● Data records
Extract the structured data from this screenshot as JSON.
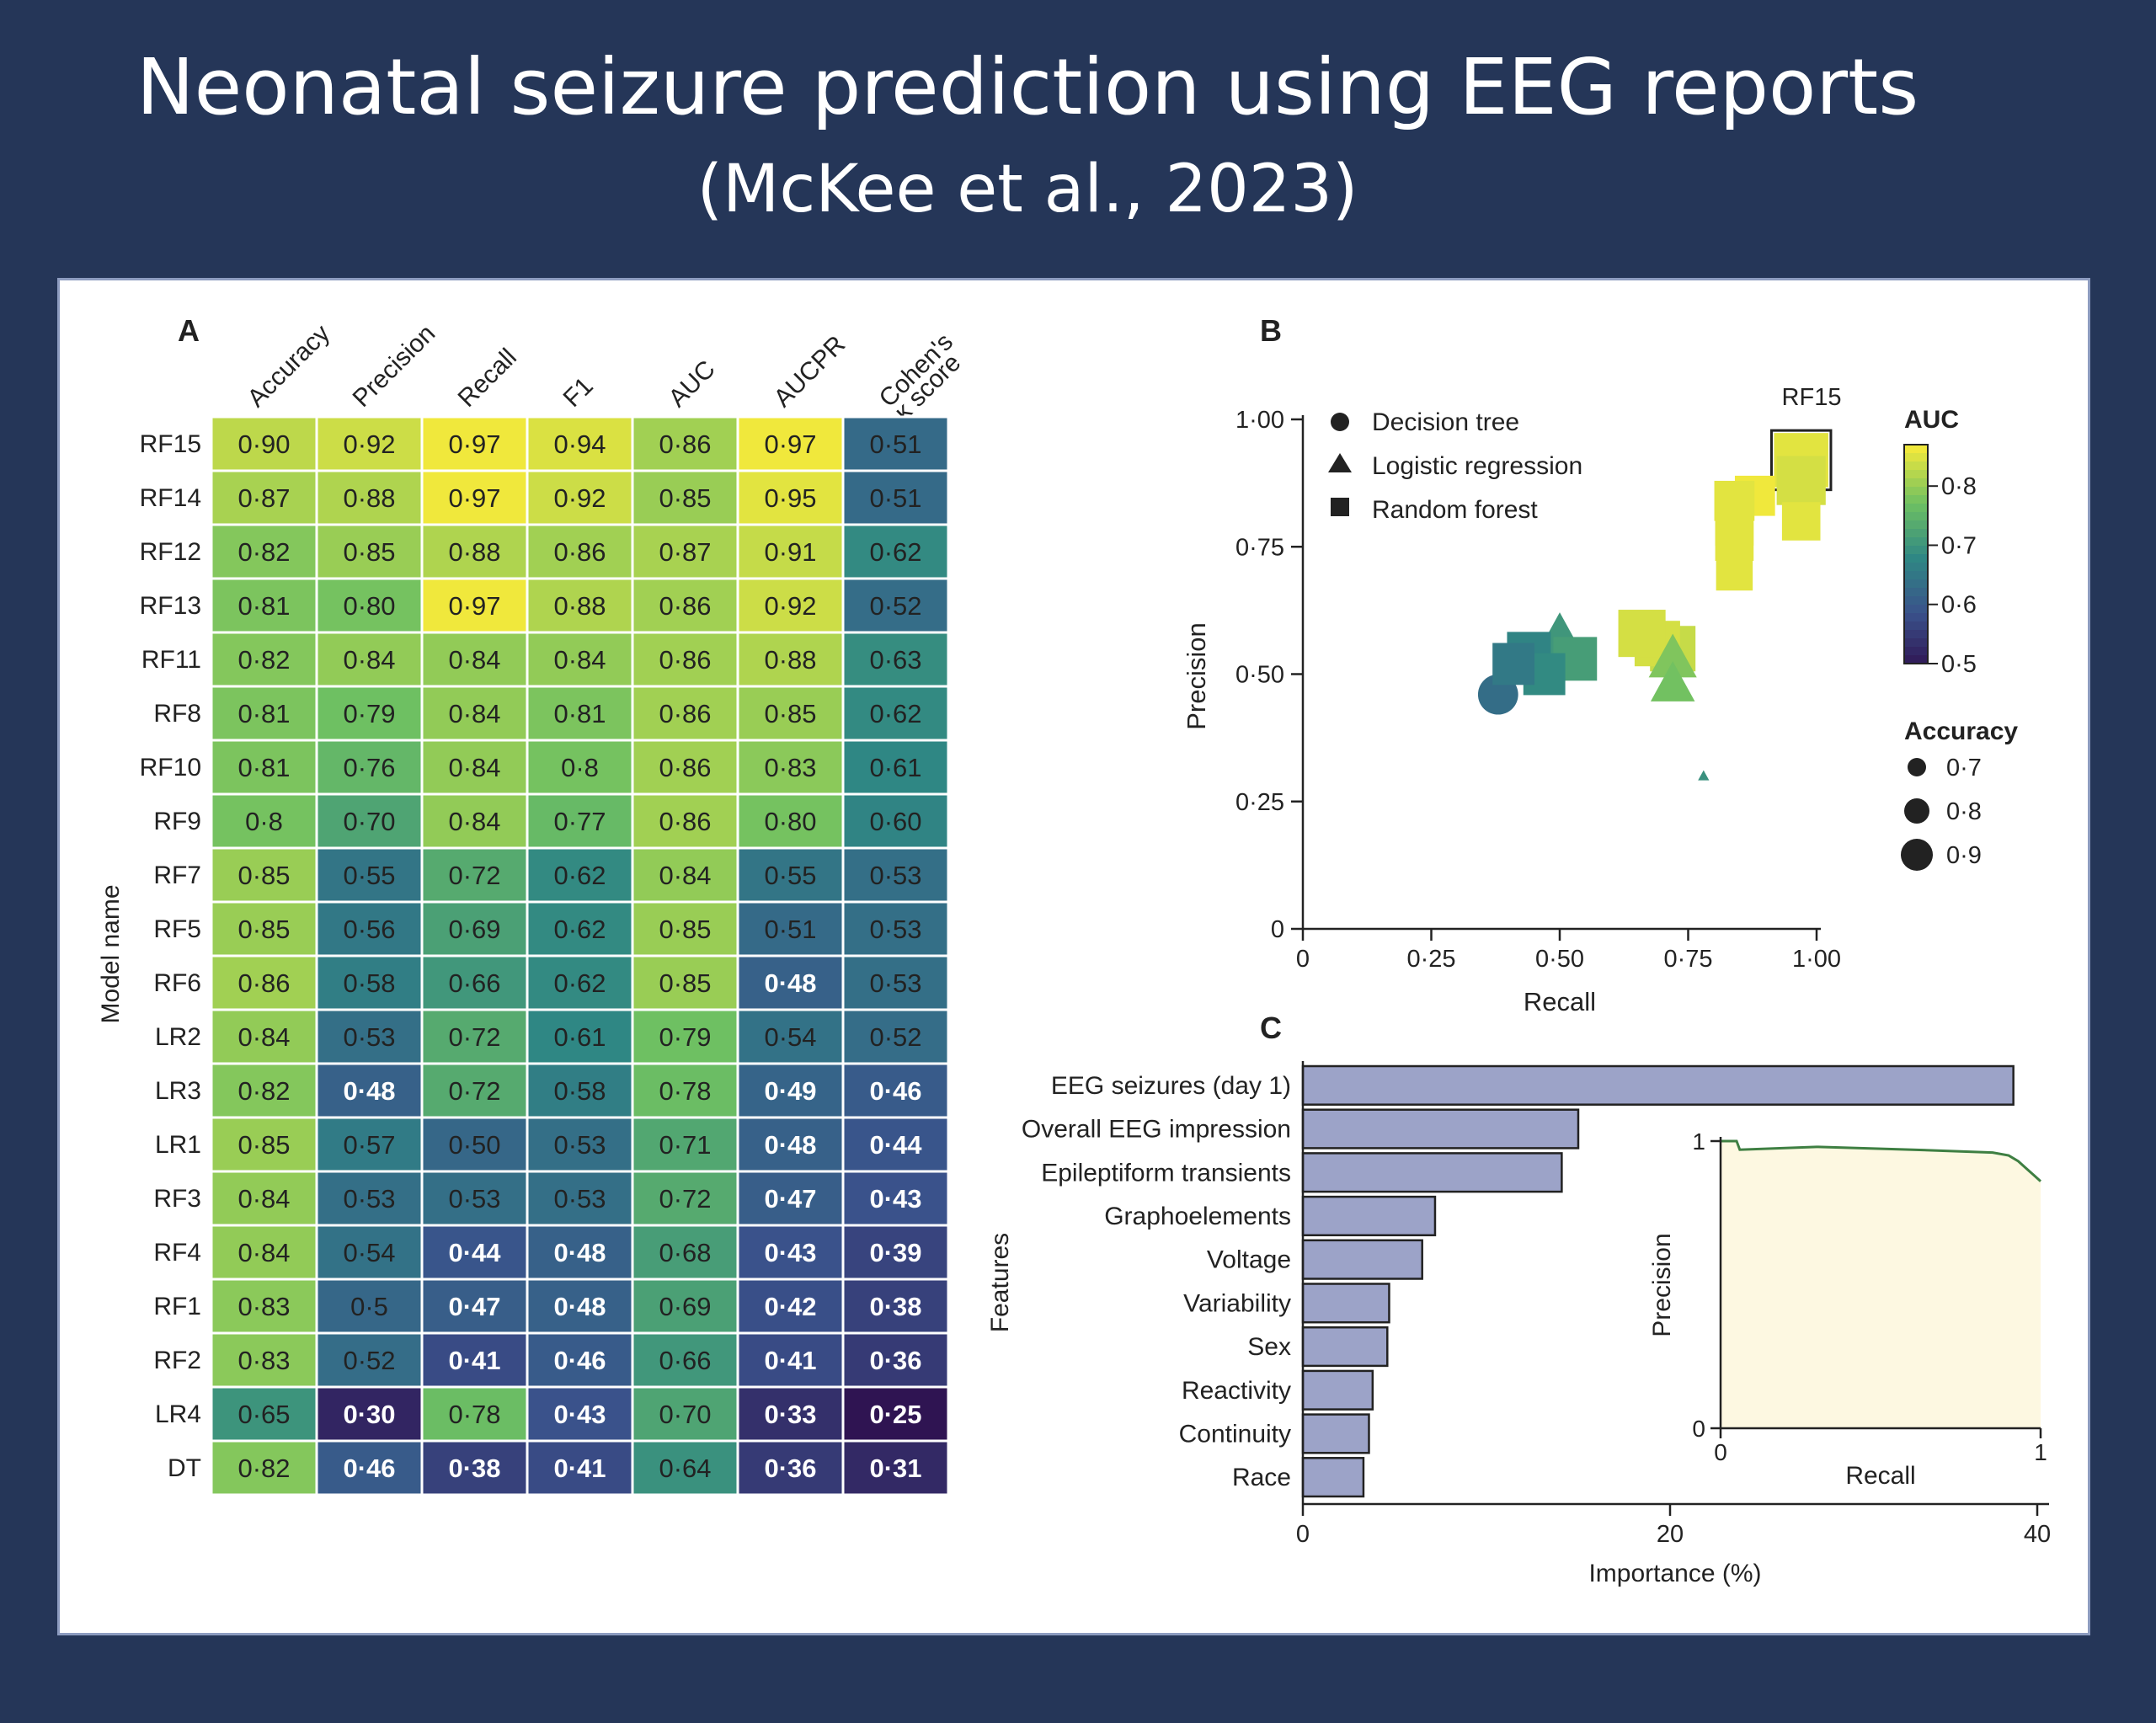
{
  "slide": {
    "title": "Neonatal seizure prediction using EEG reports",
    "subtitle": "(McKee et al., 2023)"
  },
  "colors": {
    "background": "#253658",
    "panel": "#ffffff",
    "bar_fill": "#9ca3c8",
    "inset_fill": "#fdf8e1",
    "inset_line": "#3e7f42"
  },
  "chart_data": [
    {
      "panel": "A",
      "type": "heatmap",
      "columns": [
        "Accuracy",
        "Precision",
        "Recall",
        "F1",
        "AUC",
        "AUCPR",
        "Cohen's κ score"
      ],
      "rows": [
        "RF15",
        "RF14",
        "RF12",
        "RF13",
        "RF11",
        "RF8",
        "RF10",
        "RF9",
        "RF7",
        "RF5",
        "RF6",
        "LR2",
        "LR3",
        "LR1",
        "RF3",
        "RF4",
        "RF1",
        "RF2",
        "LR4",
        "DT"
      ],
      "ylabel": "Model name",
      "values": [
        [
          "0·90",
          "0·92",
          "0·97",
          "0·94",
          "0·86",
          "0·97",
          "0·51"
        ],
        [
          "0·87",
          "0·88",
          "0·97",
          "0·92",
          "0·85",
          "0·95",
          "0·51"
        ],
        [
          "0·82",
          "0·85",
          "0·88",
          "0·86",
          "0·87",
          "0·91",
          "0·62"
        ],
        [
          "0·81",
          "0·80",
          "0·97",
          "0·88",
          "0·86",
          "0·92",
          "0·52"
        ],
        [
          "0·82",
          "0·84",
          "0·84",
          "0·84",
          "0·86",
          "0·88",
          "0·63"
        ],
        [
          "0·81",
          "0·79",
          "0·84",
          "0·81",
          "0·86",
          "0·85",
          "0·62"
        ],
        [
          "0·81",
          "0·76",
          "0·84",
          "0·8",
          "0·86",
          "0·83",
          "0·61"
        ],
        [
          "0·8",
          "0·70",
          "0·84",
          "0·77",
          "0·86",
          "0·80",
          "0·60"
        ],
        [
          "0·85",
          "0·55",
          "0·72",
          "0·62",
          "0·84",
          "0·55",
          "0·53"
        ],
        [
          "0·85",
          "0·56",
          "0·69",
          "0·62",
          "0·85",
          "0·51",
          "0·53"
        ],
        [
          "0·86",
          "0·58",
          "0·66",
          "0·62",
          "0·85",
          "0·48",
          "0·53"
        ],
        [
          "0·84",
          "0·53",
          "0·72",
          "0·61",
          "0·79",
          "0·54",
          "0·52"
        ],
        [
          "0·82",
          "0·48",
          "0·72",
          "0·58",
          "0·78",
          "0·49",
          "0·46"
        ],
        [
          "0·85",
          "0·57",
          "0·50",
          "0·53",
          "0·71",
          "0·48",
          "0·44"
        ],
        [
          "0·84",
          "0·53",
          "0·53",
          "0·53",
          "0·72",
          "0·47",
          "0·43"
        ],
        [
          "0·84",
          "0·54",
          "0·44",
          "0·48",
          "0·68",
          "0·43",
          "0·39"
        ],
        [
          "0·83",
          "0·5",
          "0·47",
          "0·48",
          "0·69",
          "0·42",
          "0·38"
        ],
        [
          "0·83",
          "0·52",
          "0·41",
          "0·46",
          "0·66",
          "0·41",
          "0·36"
        ],
        [
          "0·65",
          "0·30",
          "0·78",
          "0·43",
          "0·70",
          "0·33",
          "0·25"
        ],
        [
          "0·82",
          "0·46",
          "0·38",
          "0·41",
          "0·64",
          "0·36",
          "0·31"
        ]
      ]
    },
    {
      "panel": "B",
      "type": "scatter",
      "xlabel": "Recall",
      "ylabel": "Precision",
      "xlim": [
        0,
        1
      ],
      "ylim": [
        0,
        1
      ],
      "xticks": [
        "0",
        "0·25",
        "0·50",
        "0·75",
        "1·00"
      ],
      "yticks": [
        "0",
        "0·25",
        "0·50",
        "0·75",
        "1·00"
      ],
      "annotation": "RF15",
      "legend_shapes": [
        "Decision tree",
        "Logistic regression",
        "Random forest"
      ],
      "legend_auc_title": "AUC",
      "legend_auc_ticks": [
        "0·8",
        "0·7",
        "0·6",
        "0·5"
      ],
      "auc_range": [
        0.5,
        0.87
      ],
      "legend_acc_title": "Accuracy",
      "legend_acc_ticks": [
        "0·7",
        "0·8",
        "0·9"
      ],
      "points": [
        {
          "model": "DT",
          "shape": "circle",
          "recall": 0.38,
          "precision": 0.46,
          "auc": 0.64,
          "accuracy": 0.82
        },
        {
          "model": "RF15",
          "shape": "square",
          "recall": 0.97,
          "precision": 0.92,
          "auc": 0.86,
          "accuracy": 0.9
        },
        {
          "model": "RF14",
          "shape": "square",
          "recall": 0.97,
          "precision": 0.88,
          "auc": 0.85,
          "accuracy": 0.87
        },
        {
          "model": "RF12",
          "shape": "square",
          "recall": 0.88,
          "precision": 0.85,
          "auc": 0.87,
          "accuracy": 0.82
        },
        {
          "model": "RF13",
          "shape": "square",
          "recall": 0.97,
          "precision": 0.8,
          "auc": 0.86,
          "accuracy": 0.81
        },
        {
          "model": "RF11",
          "shape": "square",
          "recall": 0.84,
          "precision": 0.84,
          "auc": 0.86,
          "accuracy": 0.82
        },
        {
          "model": "RF8",
          "shape": "square",
          "recall": 0.84,
          "precision": 0.79,
          "auc": 0.86,
          "accuracy": 0.81
        },
        {
          "model": "RF10",
          "shape": "square",
          "recall": 0.84,
          "precision": 0.76,
          "auc": 0.86,
          "accuracy": 0.81
        },
        {
          "model": "RF9",
          "shape": "square",
          "recall": 0.84,
          "precision": 0.7,
          "auc": 0.86,
          "accuracy": 0.8
        },
        {
          "model": "RF7",
          "shape": "square",
          "recall": 0.72,
          "precision": 0.55,
          "auc": 0.84,
          "accuracy": 0.85
        },
        {
          "model": "RF5",
          "shape": "square",
          "recall": 0.69,
          "precision": 0.56,
          "auc": 0.85,
          "accuracy": 0.85
        },
        {
          "model": "RF6",
          "shape": "square",
          "recall": 0.66,
          "precision": 0.58,
          "auc": 0.85,
          "accuracy": 0.86
        },
        {
          "model": "LR2",
          "shape": "triangle",
          "recall": 0.72,
          "precision": 0.53,
          "auc": 0.79,
          "accuracy": 0.84
        },
        {
          "model": "LR3",
          "shape": "triangle",
          "recall": 0.72,
          "precision": 0.48,
          "auc": 0.78,
          "accuracy": 0.82
        },
        {
          "model": "LR1",
          "shape": "triangle",
          "recall": 0.5,
          "precision": 0.57,
          "auc": 0.71,
          "accuracy": 0.85
        },
        {
          "model": "RF3",
          "shape": "square",
          "recall": 0.53,
          "precision": 0.53,
          "auc": 0.72,
          "accuracy": 0.84
        },
        {
          "model": "RF4",
          "shape": "square",
          "recall": 0.44,
          "precision": 0.54,
          "auc": 0.68,
          "accuracy": 0.84
        },
        {
          "model": "RF1",
          "shape": "square",
          "recall": 0.47,
          "precision": 0.5,
          "auc": 0.69,
          "accuracy": 0.83
        },
        {
          "model": "RF2",
          "shape": "square",
          "recall": 0.41,
          "precision": 0.52,
          "auc": 0.66,
          "accuracy": 0.83
        },
        {
          "model": "LR4",
          "shape": "triangle",
          "recall": 0.78,
          "precision": 0.3,
          "auc": 0.7,
          "accuracy": 0.65
        }
      ]
    },
    {
      "panel": "C",
      "type": "bar",
      "orientation": "horizontal",
      "xlabel": "Importance (%)",
      "ylabel": "Features",
      "xlim": [
        0,
        40
      ],
      "xticks": [
        "0",
        "20",
        "40"
      ],
      "categories": [
        "EEG seizures (day 1)",
        "Overall EEG impression",
        "Epileptiform transients",
        "Graphoelements",
        "Voltage",
        "Variability",
        "Sex",
        "Reactivity",
        "Continuity",
        "Race"
      ],
      "values": [
        38.7,
        15.0,
        14.1,
        7.2,
        6.5,
        4.7,
        4.6,
        3.8,
        3.6,
        3.3
      ]
    },
    {
      "panel": "C-inset",
      "type": "line",
      "xlabel": "Recall",
      "ylabel": "Precision",
      "xlim": [
        0,
        1
      ],
      "ylim": [
        0,
        1
      ],
      "xticks": [
        "0",
        "1"
      ],
      "yticks": [
        "0",
        "1"
      ],
      "x": [
        0,
        0.05,
        0.06,
        0.3,
        0.6,
        0.85,
        0.9,
        0.93,
        0.96,
        0.98,
        1.0
      ],
      "y": [
        1.0,
        1.0,
        0.97,
        0.98,
        0.97,
        0.96,
        0.95,
        0.93,
        0.9,
        0.88,
        0.86
      ]
    }
  ]
}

● Task directions
Every line in the data above that contains "type" needs to be copied.

● Exercise output
      "type": "heatmap",
      "type": "scatter",
      "type": "bar",
      "type": "line",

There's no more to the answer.